Dataset items
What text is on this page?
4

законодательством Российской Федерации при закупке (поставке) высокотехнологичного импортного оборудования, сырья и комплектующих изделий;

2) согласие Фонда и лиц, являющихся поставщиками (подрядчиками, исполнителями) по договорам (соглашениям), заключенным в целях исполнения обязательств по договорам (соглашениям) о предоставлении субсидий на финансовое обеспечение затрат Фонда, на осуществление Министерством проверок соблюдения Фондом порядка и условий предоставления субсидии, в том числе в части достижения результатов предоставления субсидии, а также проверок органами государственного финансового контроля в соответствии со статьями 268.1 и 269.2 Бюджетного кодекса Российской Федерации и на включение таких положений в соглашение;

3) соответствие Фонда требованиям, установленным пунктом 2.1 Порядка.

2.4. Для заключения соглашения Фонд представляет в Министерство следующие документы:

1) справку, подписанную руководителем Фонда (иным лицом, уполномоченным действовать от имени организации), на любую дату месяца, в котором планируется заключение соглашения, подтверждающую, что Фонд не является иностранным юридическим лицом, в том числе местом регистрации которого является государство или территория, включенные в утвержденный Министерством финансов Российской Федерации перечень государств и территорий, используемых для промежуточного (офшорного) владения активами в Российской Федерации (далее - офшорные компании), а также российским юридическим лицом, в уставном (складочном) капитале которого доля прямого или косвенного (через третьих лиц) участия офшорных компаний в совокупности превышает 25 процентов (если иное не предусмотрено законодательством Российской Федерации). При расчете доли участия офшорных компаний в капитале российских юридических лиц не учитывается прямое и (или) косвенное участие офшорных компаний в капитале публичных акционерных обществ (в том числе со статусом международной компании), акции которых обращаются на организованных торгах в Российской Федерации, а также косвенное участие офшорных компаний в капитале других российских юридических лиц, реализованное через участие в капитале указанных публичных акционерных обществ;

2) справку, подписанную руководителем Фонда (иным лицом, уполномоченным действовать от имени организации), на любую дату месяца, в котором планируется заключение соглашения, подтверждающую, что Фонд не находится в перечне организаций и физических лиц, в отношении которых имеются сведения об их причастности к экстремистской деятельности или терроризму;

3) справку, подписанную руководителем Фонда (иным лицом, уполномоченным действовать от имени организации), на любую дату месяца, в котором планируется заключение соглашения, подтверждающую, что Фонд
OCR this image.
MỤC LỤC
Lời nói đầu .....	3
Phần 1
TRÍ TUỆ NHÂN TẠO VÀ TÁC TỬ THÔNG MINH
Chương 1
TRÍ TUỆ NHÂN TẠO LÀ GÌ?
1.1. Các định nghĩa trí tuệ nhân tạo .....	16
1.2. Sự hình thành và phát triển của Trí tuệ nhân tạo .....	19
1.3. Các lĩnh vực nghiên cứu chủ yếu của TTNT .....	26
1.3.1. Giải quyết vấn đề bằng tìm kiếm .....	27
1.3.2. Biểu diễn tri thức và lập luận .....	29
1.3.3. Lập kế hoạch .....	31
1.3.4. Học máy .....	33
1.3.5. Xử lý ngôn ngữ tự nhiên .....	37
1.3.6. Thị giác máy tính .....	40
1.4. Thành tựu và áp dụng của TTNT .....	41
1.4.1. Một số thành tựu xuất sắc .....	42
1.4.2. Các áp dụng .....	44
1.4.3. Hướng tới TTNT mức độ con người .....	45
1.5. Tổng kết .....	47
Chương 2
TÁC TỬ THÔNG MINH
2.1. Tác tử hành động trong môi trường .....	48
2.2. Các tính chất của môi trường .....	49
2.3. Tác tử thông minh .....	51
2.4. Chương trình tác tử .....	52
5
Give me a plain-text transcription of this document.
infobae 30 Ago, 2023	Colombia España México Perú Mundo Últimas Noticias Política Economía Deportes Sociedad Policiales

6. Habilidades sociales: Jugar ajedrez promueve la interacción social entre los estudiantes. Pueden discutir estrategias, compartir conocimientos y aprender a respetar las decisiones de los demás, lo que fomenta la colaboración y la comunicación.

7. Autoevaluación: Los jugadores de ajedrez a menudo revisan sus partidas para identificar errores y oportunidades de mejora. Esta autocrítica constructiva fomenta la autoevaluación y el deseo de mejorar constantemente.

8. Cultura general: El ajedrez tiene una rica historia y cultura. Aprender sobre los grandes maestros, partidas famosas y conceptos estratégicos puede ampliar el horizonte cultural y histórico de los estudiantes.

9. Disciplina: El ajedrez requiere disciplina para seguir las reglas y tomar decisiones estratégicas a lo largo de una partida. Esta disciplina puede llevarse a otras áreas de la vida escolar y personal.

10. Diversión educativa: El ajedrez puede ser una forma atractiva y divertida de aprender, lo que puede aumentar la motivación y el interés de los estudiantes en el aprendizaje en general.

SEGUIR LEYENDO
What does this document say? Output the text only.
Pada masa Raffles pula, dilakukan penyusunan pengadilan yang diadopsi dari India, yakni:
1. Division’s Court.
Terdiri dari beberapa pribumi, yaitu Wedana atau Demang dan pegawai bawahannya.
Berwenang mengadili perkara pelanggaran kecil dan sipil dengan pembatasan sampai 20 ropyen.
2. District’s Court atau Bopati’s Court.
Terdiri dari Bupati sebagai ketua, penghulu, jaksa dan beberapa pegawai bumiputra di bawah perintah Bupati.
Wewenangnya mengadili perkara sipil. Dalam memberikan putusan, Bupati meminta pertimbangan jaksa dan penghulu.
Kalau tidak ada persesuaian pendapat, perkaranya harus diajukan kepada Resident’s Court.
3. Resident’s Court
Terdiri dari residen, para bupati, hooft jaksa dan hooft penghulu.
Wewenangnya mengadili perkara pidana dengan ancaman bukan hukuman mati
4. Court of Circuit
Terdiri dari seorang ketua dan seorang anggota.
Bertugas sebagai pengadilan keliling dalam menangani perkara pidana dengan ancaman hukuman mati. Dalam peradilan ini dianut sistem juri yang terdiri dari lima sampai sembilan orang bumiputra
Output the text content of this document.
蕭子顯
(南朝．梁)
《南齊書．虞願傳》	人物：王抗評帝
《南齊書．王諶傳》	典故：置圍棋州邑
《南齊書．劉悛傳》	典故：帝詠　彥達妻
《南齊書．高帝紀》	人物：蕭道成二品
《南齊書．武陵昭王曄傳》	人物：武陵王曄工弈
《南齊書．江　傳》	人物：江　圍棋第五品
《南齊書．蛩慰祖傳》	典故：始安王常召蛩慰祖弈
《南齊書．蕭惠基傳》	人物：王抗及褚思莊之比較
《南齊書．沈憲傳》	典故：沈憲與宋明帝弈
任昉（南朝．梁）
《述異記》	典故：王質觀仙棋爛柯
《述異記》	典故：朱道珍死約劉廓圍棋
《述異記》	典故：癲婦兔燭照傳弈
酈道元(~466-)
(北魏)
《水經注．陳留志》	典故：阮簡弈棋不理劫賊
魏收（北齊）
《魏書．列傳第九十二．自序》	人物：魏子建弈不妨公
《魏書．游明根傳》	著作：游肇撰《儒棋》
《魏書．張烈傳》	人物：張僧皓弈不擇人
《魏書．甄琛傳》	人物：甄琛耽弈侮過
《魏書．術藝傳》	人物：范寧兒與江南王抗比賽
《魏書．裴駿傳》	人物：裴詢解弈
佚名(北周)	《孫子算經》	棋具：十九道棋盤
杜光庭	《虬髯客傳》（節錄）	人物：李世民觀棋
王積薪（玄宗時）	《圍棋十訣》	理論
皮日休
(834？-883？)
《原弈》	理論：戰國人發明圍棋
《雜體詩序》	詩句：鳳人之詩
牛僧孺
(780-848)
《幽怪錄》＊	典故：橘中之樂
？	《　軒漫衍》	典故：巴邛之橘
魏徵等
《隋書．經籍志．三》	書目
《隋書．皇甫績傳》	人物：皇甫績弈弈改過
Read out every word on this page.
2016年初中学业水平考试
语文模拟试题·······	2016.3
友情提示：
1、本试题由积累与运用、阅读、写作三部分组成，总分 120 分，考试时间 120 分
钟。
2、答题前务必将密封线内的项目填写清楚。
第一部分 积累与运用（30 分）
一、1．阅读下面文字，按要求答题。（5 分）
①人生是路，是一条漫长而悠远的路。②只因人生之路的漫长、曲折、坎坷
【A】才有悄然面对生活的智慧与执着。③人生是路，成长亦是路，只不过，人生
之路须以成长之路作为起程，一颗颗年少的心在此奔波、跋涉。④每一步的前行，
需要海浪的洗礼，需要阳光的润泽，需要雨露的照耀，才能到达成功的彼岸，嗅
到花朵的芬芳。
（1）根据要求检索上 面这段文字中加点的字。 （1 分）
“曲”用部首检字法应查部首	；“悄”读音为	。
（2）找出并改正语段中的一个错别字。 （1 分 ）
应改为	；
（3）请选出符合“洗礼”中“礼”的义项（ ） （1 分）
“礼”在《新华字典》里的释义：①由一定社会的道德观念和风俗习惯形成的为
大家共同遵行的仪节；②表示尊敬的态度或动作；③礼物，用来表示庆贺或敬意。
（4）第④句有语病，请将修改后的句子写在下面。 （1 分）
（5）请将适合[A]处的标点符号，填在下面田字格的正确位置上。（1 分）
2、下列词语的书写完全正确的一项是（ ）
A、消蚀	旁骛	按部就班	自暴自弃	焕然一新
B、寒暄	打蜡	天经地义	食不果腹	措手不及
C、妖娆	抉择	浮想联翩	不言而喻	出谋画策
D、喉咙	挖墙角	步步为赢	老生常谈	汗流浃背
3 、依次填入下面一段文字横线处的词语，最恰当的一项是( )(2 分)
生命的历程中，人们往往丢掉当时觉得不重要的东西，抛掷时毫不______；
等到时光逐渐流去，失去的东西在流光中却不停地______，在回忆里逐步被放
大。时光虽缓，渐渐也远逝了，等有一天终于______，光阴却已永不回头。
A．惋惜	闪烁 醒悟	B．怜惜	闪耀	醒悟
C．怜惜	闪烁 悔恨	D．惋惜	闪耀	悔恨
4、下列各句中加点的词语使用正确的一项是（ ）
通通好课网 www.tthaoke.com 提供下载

__Exercise aim__: Provide only the number of lines in the records containing the string "page".

__In response__: 2